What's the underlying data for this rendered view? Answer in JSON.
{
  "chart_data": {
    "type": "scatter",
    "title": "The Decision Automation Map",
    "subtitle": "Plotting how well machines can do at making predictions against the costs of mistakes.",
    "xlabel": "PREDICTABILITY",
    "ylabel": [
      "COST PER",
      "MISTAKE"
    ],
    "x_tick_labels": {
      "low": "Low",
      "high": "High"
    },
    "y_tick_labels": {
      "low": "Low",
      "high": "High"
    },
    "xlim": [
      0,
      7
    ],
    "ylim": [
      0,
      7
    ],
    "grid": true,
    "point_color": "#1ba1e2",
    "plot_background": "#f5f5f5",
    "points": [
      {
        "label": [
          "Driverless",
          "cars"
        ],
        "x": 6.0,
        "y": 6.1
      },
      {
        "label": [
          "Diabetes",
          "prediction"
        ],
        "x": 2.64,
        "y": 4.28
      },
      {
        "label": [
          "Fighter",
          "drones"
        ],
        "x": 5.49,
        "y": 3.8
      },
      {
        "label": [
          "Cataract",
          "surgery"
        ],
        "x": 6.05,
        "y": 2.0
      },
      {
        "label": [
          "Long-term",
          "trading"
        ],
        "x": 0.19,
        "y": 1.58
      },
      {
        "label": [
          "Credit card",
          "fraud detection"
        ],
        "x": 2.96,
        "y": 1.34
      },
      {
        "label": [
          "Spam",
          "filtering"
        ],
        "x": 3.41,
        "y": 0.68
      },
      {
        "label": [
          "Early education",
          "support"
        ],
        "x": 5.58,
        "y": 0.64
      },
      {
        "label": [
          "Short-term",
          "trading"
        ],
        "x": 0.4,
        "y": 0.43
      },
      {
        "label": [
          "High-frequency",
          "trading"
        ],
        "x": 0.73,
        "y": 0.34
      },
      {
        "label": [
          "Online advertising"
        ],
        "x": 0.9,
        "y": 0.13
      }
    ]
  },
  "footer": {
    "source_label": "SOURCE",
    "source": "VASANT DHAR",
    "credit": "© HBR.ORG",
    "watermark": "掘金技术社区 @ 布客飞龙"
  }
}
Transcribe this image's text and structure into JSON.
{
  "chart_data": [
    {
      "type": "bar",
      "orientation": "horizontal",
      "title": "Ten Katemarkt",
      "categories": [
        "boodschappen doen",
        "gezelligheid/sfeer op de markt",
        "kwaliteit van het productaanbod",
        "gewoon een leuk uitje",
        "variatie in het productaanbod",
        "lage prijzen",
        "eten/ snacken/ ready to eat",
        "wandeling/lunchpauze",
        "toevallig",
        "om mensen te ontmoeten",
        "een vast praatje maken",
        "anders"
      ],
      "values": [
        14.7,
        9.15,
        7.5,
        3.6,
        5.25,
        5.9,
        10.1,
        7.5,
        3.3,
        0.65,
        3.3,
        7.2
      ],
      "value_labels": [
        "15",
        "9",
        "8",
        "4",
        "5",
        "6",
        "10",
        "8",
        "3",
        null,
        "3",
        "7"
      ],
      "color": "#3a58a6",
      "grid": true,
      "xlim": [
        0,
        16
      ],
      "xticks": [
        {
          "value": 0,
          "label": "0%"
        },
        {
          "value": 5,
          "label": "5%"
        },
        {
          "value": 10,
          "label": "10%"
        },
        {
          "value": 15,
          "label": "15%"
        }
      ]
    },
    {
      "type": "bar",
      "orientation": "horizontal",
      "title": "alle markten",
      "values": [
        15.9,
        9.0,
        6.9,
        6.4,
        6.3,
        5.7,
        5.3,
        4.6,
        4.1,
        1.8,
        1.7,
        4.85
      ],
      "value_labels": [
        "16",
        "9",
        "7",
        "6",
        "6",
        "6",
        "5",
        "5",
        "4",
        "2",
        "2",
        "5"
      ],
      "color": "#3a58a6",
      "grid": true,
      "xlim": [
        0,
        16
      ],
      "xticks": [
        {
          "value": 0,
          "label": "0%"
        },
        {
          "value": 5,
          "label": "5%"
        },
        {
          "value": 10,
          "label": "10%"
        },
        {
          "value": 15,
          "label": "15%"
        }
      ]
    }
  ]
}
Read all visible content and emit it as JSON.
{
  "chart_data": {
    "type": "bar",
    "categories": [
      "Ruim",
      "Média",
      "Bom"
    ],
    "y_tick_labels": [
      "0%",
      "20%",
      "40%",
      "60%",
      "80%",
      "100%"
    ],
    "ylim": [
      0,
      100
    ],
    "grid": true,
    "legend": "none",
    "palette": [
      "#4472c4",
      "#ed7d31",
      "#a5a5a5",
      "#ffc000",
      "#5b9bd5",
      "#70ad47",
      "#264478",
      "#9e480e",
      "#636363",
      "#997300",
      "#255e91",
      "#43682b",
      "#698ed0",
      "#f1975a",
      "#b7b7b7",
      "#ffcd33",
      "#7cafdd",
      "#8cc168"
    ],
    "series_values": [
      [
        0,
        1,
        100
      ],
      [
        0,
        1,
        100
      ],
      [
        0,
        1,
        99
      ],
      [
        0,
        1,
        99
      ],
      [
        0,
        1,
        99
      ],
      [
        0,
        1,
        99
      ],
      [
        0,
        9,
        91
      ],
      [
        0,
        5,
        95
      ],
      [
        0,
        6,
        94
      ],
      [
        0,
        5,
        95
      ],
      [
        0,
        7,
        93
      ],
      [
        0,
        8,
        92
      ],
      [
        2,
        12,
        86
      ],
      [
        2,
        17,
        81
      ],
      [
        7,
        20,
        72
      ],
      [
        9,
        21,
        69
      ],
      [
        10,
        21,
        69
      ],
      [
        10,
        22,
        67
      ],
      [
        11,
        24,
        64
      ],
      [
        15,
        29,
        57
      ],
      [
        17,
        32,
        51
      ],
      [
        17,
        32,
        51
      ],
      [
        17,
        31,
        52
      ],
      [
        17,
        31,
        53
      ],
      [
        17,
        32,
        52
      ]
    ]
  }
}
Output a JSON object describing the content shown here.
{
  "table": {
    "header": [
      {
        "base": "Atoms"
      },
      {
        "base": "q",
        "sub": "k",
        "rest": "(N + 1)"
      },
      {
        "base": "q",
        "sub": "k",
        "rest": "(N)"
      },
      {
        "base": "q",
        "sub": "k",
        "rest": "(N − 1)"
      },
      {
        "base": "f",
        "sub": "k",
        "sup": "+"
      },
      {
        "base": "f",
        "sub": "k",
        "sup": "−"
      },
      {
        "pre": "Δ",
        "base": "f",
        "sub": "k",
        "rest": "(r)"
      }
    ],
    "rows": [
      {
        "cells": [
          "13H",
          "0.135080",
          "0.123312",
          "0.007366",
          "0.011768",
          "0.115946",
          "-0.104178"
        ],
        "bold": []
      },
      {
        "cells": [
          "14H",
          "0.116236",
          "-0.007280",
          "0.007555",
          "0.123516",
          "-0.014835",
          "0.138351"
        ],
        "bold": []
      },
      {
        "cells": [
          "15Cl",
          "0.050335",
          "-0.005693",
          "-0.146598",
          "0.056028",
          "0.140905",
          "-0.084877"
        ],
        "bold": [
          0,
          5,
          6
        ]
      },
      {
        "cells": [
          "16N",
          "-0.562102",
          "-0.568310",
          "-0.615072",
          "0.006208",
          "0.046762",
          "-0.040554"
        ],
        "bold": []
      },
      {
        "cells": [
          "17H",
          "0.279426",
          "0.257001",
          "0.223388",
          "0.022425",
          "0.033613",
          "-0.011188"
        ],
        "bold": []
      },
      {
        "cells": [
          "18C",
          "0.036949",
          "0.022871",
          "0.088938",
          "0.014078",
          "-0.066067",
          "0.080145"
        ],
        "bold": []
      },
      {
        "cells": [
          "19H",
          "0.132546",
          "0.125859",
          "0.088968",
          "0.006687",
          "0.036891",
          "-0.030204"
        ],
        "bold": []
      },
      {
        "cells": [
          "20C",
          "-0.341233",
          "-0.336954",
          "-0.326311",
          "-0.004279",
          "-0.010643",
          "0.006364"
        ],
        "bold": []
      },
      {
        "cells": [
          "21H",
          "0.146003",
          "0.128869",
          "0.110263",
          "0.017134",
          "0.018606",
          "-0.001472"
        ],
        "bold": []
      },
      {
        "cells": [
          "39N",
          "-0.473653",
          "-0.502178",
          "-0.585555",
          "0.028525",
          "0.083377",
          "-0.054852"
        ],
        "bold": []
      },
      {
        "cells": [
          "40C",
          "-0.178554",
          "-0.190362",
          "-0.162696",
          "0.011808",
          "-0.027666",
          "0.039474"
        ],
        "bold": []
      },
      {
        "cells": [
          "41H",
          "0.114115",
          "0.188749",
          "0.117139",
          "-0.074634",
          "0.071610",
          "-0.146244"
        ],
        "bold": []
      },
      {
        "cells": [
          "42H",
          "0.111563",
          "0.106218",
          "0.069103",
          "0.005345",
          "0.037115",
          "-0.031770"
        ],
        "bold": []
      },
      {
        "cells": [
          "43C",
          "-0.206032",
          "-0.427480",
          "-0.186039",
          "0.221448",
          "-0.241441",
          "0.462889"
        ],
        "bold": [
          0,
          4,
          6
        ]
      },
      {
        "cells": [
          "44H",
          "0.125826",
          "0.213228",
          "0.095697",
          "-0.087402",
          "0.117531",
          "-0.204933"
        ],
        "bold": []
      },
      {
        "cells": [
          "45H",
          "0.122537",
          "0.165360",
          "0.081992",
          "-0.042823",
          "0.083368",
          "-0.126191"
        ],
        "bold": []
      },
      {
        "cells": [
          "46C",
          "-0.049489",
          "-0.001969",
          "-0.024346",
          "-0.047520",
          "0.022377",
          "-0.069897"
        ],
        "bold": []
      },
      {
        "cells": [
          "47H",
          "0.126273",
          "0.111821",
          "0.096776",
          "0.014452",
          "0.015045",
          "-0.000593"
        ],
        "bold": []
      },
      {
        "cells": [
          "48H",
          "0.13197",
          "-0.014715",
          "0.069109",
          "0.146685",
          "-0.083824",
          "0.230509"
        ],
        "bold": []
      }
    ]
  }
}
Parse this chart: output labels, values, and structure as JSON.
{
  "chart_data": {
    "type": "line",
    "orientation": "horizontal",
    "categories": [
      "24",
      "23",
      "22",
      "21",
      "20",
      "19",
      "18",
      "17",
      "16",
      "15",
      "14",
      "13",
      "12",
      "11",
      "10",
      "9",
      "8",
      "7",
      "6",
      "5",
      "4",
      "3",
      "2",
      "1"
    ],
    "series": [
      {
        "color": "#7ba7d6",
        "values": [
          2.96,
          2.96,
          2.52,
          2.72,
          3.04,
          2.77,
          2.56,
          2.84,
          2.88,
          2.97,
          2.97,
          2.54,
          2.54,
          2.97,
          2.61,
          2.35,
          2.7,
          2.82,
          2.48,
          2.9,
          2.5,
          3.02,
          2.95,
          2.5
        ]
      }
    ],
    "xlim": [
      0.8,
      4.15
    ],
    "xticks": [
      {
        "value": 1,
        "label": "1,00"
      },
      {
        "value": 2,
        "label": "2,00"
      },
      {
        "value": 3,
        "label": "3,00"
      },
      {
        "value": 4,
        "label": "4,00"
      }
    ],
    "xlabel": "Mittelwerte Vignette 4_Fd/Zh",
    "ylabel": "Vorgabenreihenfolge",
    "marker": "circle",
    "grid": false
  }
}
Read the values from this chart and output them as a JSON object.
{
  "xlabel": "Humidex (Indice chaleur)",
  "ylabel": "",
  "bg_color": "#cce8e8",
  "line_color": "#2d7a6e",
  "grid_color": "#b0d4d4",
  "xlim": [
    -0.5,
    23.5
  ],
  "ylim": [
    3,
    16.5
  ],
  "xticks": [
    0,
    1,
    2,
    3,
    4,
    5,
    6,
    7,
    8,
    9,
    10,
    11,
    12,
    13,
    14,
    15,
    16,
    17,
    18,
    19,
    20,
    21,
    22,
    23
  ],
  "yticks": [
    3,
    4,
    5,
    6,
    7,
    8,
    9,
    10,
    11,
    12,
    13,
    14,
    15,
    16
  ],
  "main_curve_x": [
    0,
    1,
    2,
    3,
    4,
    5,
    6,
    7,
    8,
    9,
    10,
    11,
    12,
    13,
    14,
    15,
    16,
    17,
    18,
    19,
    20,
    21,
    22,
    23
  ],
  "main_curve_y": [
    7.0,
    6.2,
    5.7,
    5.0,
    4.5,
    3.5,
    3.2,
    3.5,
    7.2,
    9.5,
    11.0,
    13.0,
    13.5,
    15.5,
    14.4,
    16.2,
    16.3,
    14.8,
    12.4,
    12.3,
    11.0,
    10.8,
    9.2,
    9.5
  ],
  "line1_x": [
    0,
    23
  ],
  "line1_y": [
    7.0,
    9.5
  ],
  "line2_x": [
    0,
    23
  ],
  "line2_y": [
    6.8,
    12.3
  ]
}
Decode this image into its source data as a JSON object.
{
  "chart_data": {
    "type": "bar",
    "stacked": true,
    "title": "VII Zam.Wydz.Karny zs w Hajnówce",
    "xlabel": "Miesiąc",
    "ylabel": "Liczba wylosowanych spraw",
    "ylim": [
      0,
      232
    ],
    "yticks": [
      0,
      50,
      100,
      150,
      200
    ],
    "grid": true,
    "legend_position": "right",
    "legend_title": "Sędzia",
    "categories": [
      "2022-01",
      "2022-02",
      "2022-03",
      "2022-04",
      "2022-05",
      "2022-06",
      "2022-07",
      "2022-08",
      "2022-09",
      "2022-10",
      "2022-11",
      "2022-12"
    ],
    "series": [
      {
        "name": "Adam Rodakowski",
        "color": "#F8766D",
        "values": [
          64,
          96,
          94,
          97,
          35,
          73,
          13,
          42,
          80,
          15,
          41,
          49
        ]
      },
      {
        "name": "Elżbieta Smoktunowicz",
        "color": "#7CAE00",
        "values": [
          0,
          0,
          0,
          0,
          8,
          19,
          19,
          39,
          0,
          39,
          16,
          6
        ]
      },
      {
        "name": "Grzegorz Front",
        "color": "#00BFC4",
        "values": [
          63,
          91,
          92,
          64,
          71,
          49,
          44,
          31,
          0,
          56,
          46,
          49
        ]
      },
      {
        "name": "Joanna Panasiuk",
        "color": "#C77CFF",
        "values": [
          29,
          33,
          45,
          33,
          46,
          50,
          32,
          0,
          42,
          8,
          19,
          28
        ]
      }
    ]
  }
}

### Problem
Find the count of lines in the data above where the string "productaanbod" occurs. Provide that number alone.

### Exercise response
2